Extracts from a graphics dataset:
━━━━━━━━
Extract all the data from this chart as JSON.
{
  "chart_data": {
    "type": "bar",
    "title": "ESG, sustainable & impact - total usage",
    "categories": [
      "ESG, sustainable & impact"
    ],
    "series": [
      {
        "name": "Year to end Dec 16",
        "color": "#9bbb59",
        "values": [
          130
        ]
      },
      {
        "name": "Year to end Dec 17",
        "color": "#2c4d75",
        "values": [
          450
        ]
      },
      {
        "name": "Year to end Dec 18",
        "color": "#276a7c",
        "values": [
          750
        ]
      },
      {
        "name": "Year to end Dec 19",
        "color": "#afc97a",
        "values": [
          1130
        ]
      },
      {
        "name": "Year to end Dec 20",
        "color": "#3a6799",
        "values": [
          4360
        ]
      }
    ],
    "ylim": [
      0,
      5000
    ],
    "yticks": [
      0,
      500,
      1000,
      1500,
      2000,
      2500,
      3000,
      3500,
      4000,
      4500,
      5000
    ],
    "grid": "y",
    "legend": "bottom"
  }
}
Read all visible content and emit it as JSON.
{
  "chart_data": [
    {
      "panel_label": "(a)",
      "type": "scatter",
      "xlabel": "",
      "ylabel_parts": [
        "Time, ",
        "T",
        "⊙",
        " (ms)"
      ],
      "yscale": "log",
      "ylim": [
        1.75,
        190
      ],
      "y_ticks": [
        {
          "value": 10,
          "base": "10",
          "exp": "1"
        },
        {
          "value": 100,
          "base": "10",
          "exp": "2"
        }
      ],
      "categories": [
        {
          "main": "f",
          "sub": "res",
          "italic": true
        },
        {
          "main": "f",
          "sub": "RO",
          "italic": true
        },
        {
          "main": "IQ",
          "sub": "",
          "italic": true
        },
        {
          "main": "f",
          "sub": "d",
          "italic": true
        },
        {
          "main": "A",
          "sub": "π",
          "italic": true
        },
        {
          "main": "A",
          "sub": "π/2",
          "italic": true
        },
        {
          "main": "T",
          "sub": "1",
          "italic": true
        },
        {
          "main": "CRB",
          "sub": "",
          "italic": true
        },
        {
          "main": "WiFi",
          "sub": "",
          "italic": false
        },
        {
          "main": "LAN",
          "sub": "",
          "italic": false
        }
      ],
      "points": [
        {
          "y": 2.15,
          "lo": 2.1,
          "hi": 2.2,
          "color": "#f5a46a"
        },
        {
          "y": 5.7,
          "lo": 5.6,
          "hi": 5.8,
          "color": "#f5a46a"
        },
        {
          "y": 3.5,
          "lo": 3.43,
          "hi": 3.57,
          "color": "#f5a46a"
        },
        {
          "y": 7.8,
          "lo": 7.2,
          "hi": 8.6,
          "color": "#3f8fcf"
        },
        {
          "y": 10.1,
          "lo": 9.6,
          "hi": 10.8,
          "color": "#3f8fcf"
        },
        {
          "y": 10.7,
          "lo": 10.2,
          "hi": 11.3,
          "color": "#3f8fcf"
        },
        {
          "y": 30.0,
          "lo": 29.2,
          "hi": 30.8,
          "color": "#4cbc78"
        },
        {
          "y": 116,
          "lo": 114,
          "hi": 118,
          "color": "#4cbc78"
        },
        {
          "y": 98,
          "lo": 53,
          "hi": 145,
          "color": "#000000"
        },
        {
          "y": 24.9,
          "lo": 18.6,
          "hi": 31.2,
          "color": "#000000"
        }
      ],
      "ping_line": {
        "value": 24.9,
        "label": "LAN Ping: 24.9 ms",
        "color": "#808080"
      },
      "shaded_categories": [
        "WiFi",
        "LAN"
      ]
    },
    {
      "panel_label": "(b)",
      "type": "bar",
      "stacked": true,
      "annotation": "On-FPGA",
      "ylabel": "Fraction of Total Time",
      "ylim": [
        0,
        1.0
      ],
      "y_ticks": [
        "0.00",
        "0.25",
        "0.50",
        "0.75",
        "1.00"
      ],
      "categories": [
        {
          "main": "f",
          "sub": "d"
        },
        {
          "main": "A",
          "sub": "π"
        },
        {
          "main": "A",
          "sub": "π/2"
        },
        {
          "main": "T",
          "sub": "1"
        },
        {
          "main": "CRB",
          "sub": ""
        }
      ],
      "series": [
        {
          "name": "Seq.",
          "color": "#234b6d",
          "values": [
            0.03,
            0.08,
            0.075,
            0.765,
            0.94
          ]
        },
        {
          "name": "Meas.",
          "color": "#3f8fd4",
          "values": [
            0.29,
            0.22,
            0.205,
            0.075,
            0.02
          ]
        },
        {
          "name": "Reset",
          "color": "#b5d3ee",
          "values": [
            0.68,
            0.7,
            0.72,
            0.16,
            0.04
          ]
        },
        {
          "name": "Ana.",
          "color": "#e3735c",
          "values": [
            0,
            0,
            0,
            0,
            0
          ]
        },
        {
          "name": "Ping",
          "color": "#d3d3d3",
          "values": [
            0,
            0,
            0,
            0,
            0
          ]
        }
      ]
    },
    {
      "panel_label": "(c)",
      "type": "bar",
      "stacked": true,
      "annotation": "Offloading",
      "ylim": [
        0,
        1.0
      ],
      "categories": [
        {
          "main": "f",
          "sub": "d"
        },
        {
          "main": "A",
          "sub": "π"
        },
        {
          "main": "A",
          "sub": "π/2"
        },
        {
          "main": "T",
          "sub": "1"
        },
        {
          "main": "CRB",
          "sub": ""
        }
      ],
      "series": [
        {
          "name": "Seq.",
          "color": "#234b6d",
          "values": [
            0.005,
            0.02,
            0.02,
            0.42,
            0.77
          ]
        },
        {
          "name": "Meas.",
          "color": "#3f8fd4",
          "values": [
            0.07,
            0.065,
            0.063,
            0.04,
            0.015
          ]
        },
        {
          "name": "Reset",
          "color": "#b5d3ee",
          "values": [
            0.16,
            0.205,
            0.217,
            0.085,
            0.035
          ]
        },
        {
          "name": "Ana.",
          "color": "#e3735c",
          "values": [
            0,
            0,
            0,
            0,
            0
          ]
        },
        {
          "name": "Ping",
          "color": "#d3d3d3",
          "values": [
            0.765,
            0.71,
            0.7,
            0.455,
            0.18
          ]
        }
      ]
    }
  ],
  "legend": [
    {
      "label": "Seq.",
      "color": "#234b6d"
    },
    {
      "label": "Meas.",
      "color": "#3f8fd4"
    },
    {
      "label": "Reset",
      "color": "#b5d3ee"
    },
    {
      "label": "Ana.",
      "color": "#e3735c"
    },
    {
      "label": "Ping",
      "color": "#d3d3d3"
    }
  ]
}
━━━━━━━━
● **Instructions for the task**: Retype the listing exactly, in full.

● **Task response**:
Extract all the data from this chart as JSON.
{
  "chart_data": {
    "type": "bar",
    "title": "ESG, sustainable & impact - total usage",
    "categories": [
      "ESG, sustainable & impact"
    ],
    "series": [
      {
        "name": "Year to end Dec 16",
        "color": "#9bbb59",
        "values": [
          130
        ]
      },
      {
        "name": "Year to end Dec 17",
        "color": "#2c4d75",
        "values": [
          450
        ]
      },
      {
        "name": "Year to end Dec 18",
        "color": "#276a7c",
        "values": [
          750
        ]
      },
      {
        "name": "Year to end Dec 19",
        "color": "#afc97a",
        "values": [
          1130
        ]
      },
      {
        "name": "Year to end Dec 20",
        "color": "#3a6799",
        "values": [
          4360
        ]
      }
    ],
    "ylim": [
      0,
      5000
    ],
    "yticks": [
      0,
      500,
      1000,
      1500,
      2000,
      2500,
      3000,
      3500,
      4000,
      4500,
      5000
    ],
    "grid": "y",
    "legend": "bottom"
  }
}
Read all visible content and emit it as JSON.
{
  "chart_data": [
    {
      "panel_label": "(a)",
      "type": "scatter",
      "xlabel": "",
      "ylabel_parts": [
        "Time, ",
        "T",
        "⊙",
        " (ms)"
      ],
      "yscale": "log",
      "ylim": [
        1.75,
        190
      ],
      "y_ticks": [
        {
          "value": 10,
          "base": "10",
          "exp": "1"
        },
        {
          "value": 100,
          "base": "10",
          "exp": "2"
        }
      ],
      "categories": [
        {
          "main": "f",
          "sub": "res",
          "italic": true
        },
        {
          "main": "f",
          "sub": "RO",
          "italic": true
        },
        {
          "main": "IQ",
          "sub": "",
          "italic": true
        },
        {
          "main": "f",
          "sub": "d",
          "italic": true
        },
        {
          "main": "A",
          "sub": "π",
          "italic": true
        },
        {
          "main": "A",
          "sub": "π/2",
          "italic": true
        },
        {
          "main": "T",
          "sub": "1",
          "italic": true
        },
        {
          "main": "CRB",
          "sub": "",
          "italic": true
        },
        {
          "main": "WiFi",
          "sub": "",
          "italic": false
        },
        {
          "main": "LAN",
          "sub": "",
          "italic": false
        }
      ],
      "points": [
        {
          "y": 2.15,
          "lo": 2.1,
          "hi": 2.2,
          "color": "#f5a46a"
        },
        {
          "y": 5.7,
          "lo": 5.6,
          "hi": 5.8,
          "color": "#f5a46a"
        },
        {
          "y": 3.5,
          "lo": 3.43,
          "hi": 3.57,
          "color": "#f5a46a"
        },
        {
          "y": 7.8,
          "lo": 7.2,
          "hi": 8.6,
          "color": "#3f8fcf"
        },
        {
          "y": 10.1,
          "lo": 9.6,
          "hi": 10.8,
          "color": "#3f8fcf"
        },
        {
          "y": 10.7,
          "lo": 10.2,
          "hi": 11.3,
          "color": "#3f8fcf"
        },
        {
          "y": 30.0,
          "lo": 29.2,
          "hi": 30.8,
          "color": "#4cbc78"
        },
        {
          "y": 116,
          "lo": 114,
          "hi": 118,
          "color": "#4cbc78"
        },
        {
          "y": 98,
          "lo": 53,
          "hi": 145,
          "color": "#000000"
        },
        {
          "y": 24.9,
          "lo": 18.6,
          "hi": 31.2,
          "color": "#000000"
        }
      ],
      "ping_line": {
        "value": 24.9,
        "label": "LAN Ping: 24.9 ms",
        "color": "#808080"
      },
      "shaded_categories": [
        "WiFi",
        "LAN"
      ]
    },
    {
      "panel_label": "(b)",
      "type": "bar",
      "stacked": true,
      "annotation": "On-FPGA",
      "ylabel": "Fraction of Total Time",
      "ylim": [
        0,
        1.0
      ],
      "y_ticks": [
        "0.00",
        "0.25",
        "0.50",
        "0.75",
        "1.00"
      ],
      "categories": [
        {
          "main": "f",
          "sub": "d"
        },
        {
          "main": "A",
          "sub": "π"
        },
        {
          "main": "A",
          "sub": "π/2"
        },
        {
          "main": "T",
          "sub": "1"
        },
        {
          "main": "CRB",
          "sub": ""
        }
      ],
      "series": [
        {
          "name": "Seq.",
          "color": "#234b6d",
          "values": [
            0.03,
            0.08,
            0.075,
            0.765,
            0.94
          ]
        },
        {
          "name": "Meas.",
          "color": "#3f8fd4",
          "values": [
            0.29,
            0.22,
            0.205,
            0.075,
            0.02
          ]
        },
        {
          "name": "Reset",
          "color": "#b5d3ee",
          "values": [
            0.68,
            0.7,
            0.72,
            0.16,
            0.04
          ]
        },
        {
          "name": "Ana.",
          "color": "#e3735c",
          "values": [
            0,
            0,
            0,
            0,
            0
          ]
        },
        {
          "name": "Ping",
          "color": "#d3d3d3",
          "values": [
            0,
            0,
            0,
            0,
            0
          ]
        }
      ]
    },
    {
      "panel_label": "(c)",
      "type": "bar",
      "stacked": true,
      "annotation": "Offloading",
      "ylim": [
        0,
        1.0
      ],
      "categories": [
        {
          "main": "f",
          "sub": "d"
        },
        {
          "main": "A",
          "sub": "π"
        },
        {
          "main": "A",
          "sub": "π/2"
        },
        {
          "main": "T",
          "sub": "1"
        },
        {
          "main": "CRB",
          "sub": ""
        }
      ],
      "series": [
        {
          "name": "Seq.",
          "color": "#234b6d",
          "values": [
            0.005,
            0.02,
            0.02,
            0.42,
            0.77
          ]
        },
        {
          "name": "Meas.",
          "color": "#3f8fd4",
          "values": [
            0.07,
            0.065,
            0.063,
            0.04,
            0.015
          ]
        },
        {
          "name": "Reset",
          "color": "#b5d3ee",
          "values": [
            0.16,
            0.205,
            0.217,
            0.085,
            0.035
          ]
        },
        {
          "name": "Ana.",
          "color": "#e3735c",
          "values": [
            0,
            0,
            0,
            0,
            0
          ]
        },
        {
          "name": "Ping",
          "color": "#d3d3d3",
          "values": [
            0.765,
            0.71,
            0.7,
            0.455,
            0.18
          ]
        }
      ]
    }
  ],
  "legend": [
    {
      "label": "Seq.",
      "color": "#234b6d"
    },
    {
      "label": "Meas.",
      "color": "#3f8fd4"
    },
    {
      "label": "Reset",
      "color": "#b5d3ee"
    },
    {
      "label": "Ana.",
      "color": "#e3735c"
    },
    {
      "label": "Ping",
      "color": "#d3d3d3"
    }
  ]
}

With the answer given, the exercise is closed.